• _Data excerpts_:
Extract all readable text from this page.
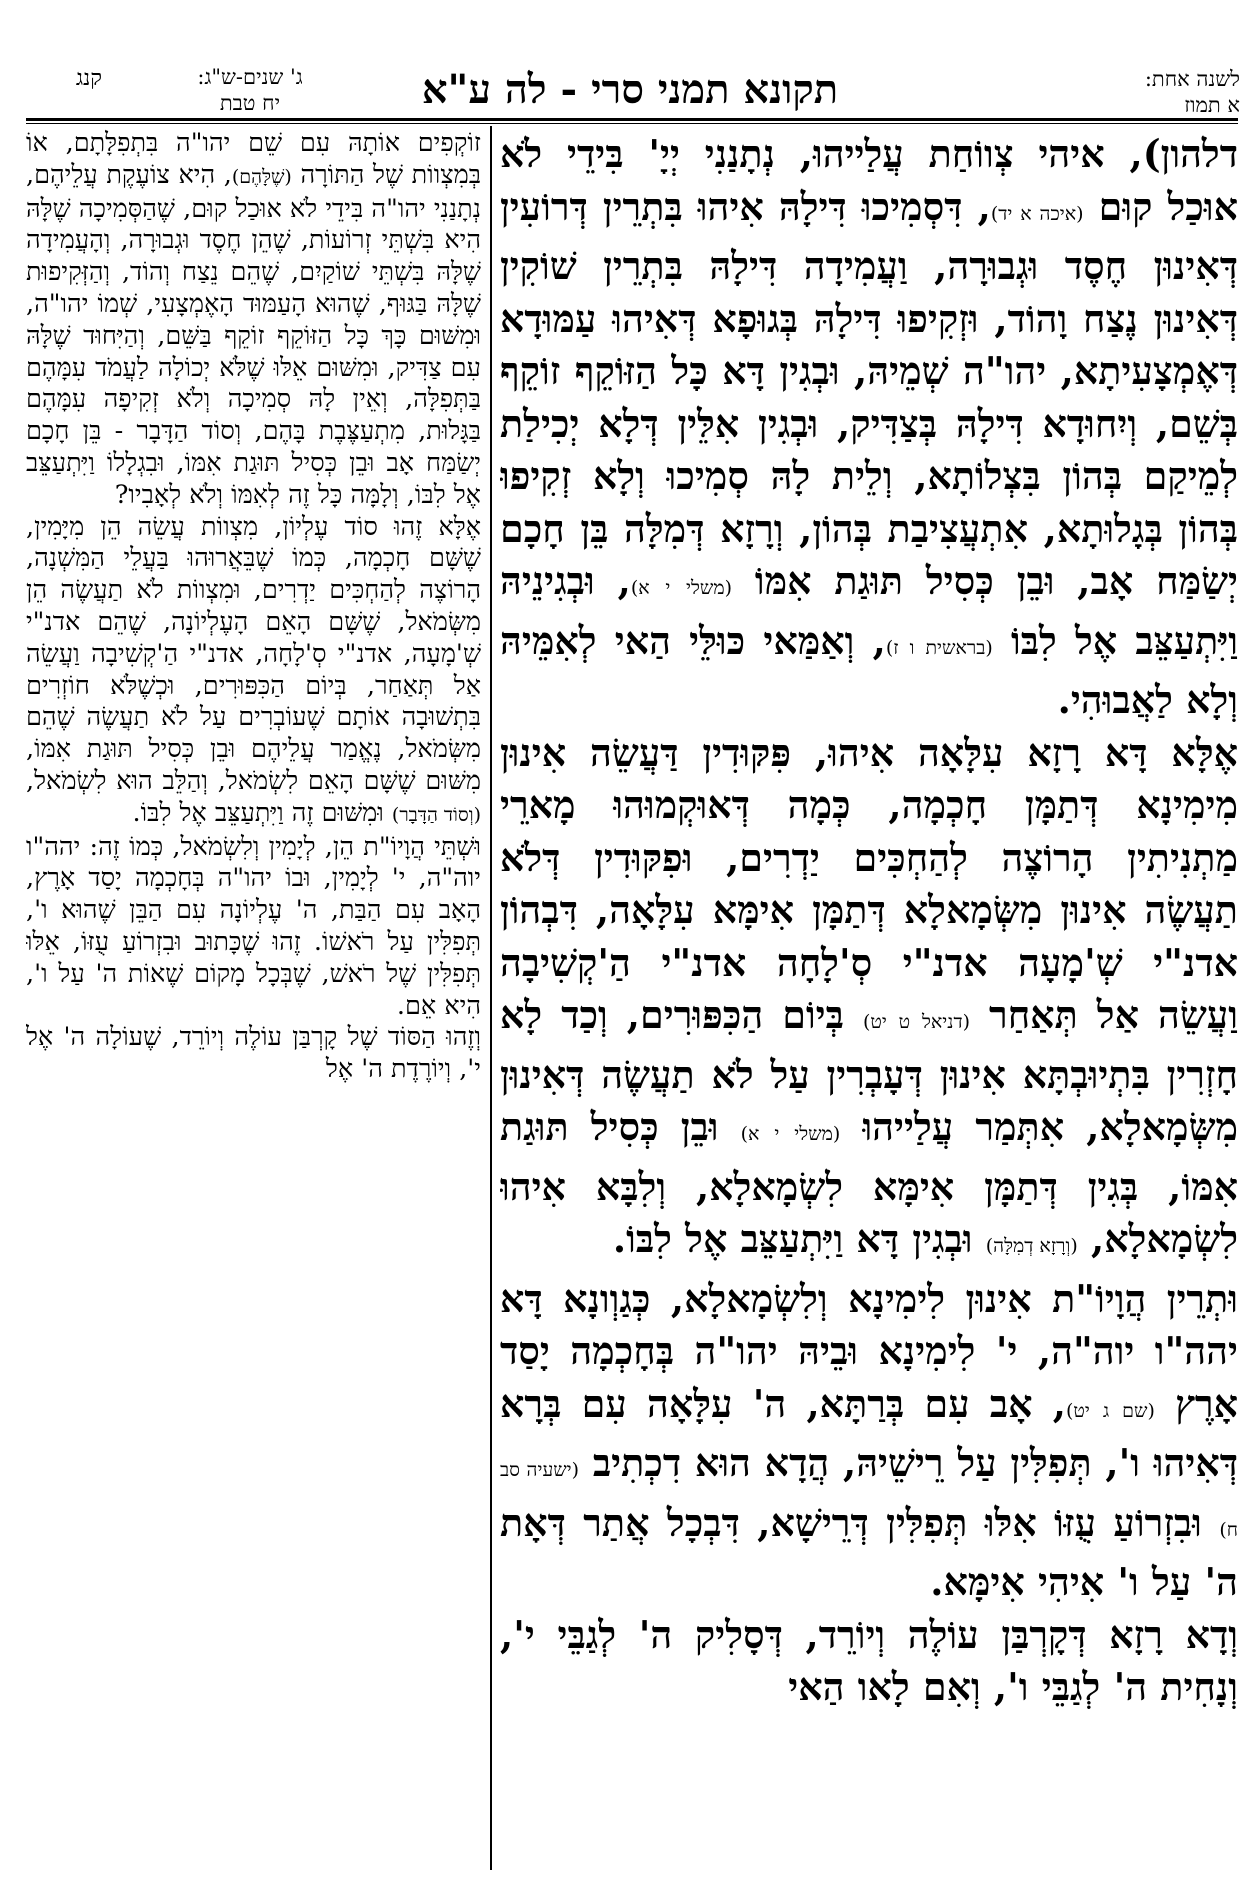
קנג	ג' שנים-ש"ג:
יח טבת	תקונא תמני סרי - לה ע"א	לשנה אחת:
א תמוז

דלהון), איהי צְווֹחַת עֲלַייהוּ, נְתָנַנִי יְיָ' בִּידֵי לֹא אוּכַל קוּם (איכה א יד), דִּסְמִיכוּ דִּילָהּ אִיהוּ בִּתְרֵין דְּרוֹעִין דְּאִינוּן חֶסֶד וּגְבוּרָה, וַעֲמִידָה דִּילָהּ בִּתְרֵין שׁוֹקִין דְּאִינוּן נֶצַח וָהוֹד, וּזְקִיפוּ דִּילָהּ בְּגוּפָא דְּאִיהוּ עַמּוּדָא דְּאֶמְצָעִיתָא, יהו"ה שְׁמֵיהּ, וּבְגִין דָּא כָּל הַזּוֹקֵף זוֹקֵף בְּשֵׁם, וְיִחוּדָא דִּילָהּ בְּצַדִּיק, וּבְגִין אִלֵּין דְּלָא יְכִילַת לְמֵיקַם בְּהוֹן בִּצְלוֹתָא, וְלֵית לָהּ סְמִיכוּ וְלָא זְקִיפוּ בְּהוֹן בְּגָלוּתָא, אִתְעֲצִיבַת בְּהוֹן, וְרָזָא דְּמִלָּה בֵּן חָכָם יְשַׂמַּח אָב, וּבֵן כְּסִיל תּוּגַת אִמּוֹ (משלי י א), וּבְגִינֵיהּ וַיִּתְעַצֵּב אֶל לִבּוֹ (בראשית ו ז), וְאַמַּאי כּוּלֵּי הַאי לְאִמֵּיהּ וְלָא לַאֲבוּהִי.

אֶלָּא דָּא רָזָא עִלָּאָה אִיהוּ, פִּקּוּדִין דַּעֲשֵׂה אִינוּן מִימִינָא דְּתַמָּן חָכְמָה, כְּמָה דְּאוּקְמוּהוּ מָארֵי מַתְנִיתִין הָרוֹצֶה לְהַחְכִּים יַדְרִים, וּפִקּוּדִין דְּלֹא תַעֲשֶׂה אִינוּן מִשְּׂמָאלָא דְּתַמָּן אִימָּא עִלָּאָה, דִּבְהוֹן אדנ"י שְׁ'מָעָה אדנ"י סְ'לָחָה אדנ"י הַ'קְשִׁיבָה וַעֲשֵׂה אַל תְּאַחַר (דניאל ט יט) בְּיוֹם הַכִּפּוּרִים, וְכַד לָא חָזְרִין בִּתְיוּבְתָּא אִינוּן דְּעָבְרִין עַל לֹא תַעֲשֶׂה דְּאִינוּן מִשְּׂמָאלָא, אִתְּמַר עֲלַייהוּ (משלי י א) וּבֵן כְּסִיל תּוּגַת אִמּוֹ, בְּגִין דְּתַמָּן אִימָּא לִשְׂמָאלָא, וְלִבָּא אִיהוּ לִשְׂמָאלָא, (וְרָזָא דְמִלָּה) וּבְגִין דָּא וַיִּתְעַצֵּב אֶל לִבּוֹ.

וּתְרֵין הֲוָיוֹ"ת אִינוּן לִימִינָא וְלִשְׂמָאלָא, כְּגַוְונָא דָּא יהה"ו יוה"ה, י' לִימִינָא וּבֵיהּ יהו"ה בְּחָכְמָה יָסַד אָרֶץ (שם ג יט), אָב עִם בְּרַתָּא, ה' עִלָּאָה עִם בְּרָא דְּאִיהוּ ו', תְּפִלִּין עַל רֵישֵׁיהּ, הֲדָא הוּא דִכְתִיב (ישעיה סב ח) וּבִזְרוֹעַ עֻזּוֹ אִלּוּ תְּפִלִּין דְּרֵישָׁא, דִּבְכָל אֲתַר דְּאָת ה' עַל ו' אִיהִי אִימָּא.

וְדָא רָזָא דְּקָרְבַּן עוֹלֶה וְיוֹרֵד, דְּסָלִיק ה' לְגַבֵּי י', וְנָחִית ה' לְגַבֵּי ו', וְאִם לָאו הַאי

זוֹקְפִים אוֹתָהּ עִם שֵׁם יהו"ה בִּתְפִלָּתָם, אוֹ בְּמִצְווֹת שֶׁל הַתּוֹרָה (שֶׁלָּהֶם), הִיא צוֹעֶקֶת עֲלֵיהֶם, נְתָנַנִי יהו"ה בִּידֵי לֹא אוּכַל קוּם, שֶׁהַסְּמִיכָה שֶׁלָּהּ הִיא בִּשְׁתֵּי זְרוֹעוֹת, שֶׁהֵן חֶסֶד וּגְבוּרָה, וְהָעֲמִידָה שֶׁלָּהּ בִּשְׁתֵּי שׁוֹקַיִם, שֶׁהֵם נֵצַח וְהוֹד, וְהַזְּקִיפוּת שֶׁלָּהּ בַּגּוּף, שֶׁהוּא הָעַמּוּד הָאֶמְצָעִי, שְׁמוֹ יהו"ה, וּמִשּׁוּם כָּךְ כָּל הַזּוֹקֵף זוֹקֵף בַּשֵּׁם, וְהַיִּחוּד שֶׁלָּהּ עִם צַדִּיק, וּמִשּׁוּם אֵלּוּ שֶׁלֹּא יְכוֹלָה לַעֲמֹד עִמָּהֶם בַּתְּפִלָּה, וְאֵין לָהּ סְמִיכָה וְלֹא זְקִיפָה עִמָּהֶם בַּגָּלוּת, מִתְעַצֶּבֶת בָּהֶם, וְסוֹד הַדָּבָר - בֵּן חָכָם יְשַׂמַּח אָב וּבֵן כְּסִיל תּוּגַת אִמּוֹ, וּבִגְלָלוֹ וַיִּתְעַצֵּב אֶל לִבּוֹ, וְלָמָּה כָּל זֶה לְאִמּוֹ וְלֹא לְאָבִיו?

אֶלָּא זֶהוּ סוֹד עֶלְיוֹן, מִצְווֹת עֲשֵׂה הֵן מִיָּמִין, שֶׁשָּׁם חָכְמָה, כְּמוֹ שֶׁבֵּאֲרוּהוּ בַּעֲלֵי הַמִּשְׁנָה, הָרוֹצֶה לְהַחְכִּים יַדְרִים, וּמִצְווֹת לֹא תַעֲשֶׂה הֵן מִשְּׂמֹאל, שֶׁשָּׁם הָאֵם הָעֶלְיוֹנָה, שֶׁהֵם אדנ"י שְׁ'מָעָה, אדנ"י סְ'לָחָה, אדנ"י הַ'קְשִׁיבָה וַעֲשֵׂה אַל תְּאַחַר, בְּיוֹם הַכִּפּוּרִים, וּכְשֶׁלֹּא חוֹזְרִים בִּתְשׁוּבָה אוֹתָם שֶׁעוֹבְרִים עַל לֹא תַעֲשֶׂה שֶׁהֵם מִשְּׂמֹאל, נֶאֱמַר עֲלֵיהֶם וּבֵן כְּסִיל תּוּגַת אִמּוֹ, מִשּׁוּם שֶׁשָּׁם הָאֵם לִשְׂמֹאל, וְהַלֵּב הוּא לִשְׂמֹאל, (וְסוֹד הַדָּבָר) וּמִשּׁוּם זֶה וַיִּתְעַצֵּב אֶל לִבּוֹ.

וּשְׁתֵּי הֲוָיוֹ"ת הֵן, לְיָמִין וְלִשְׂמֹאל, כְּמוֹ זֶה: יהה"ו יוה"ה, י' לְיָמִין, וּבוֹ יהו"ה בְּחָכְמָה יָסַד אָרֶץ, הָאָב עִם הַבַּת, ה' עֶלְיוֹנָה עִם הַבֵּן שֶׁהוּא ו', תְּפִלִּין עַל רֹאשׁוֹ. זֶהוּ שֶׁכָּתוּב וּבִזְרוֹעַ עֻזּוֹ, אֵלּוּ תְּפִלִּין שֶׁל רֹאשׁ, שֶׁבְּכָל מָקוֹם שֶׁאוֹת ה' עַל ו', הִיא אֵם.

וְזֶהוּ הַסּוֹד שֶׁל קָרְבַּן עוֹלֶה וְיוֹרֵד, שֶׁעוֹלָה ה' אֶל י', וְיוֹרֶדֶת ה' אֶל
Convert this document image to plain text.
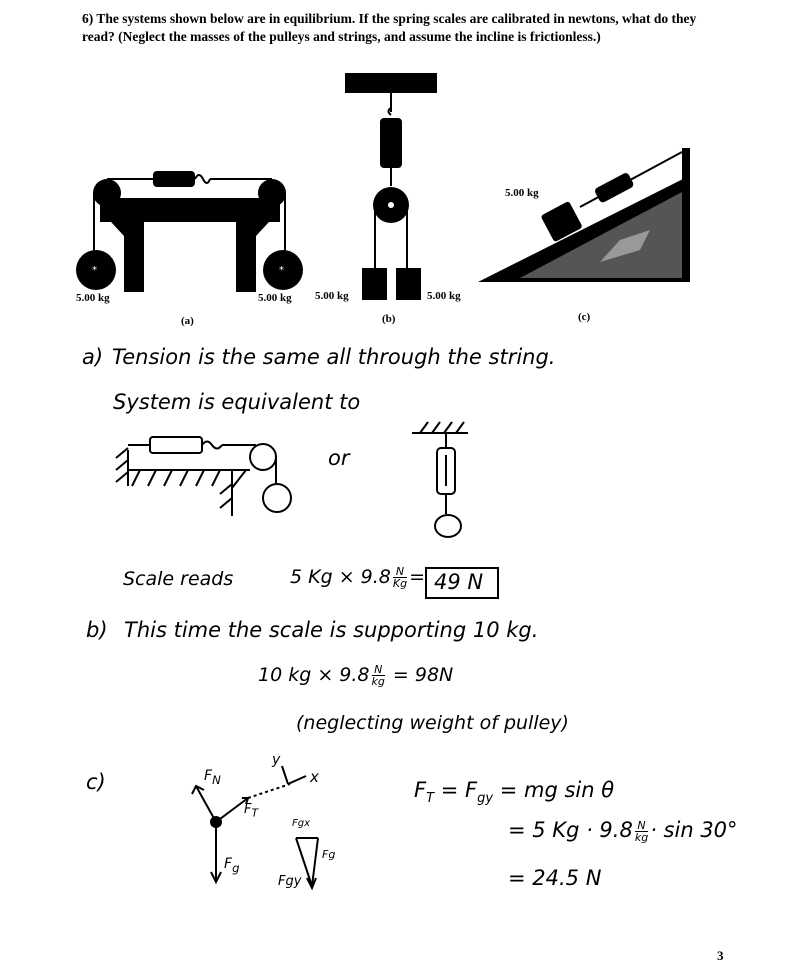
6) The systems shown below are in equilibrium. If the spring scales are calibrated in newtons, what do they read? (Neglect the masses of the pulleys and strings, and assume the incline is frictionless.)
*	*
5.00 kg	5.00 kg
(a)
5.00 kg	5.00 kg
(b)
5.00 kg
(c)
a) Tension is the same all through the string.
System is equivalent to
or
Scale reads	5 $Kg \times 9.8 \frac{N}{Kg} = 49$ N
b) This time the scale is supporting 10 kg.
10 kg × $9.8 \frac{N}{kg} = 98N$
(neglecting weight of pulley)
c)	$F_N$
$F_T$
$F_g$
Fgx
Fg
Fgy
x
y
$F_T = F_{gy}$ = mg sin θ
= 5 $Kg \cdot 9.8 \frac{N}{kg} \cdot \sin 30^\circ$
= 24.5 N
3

• _Goal of the exercise_: Return only the number of lines in the data that contain "text".

• _Reply_: 2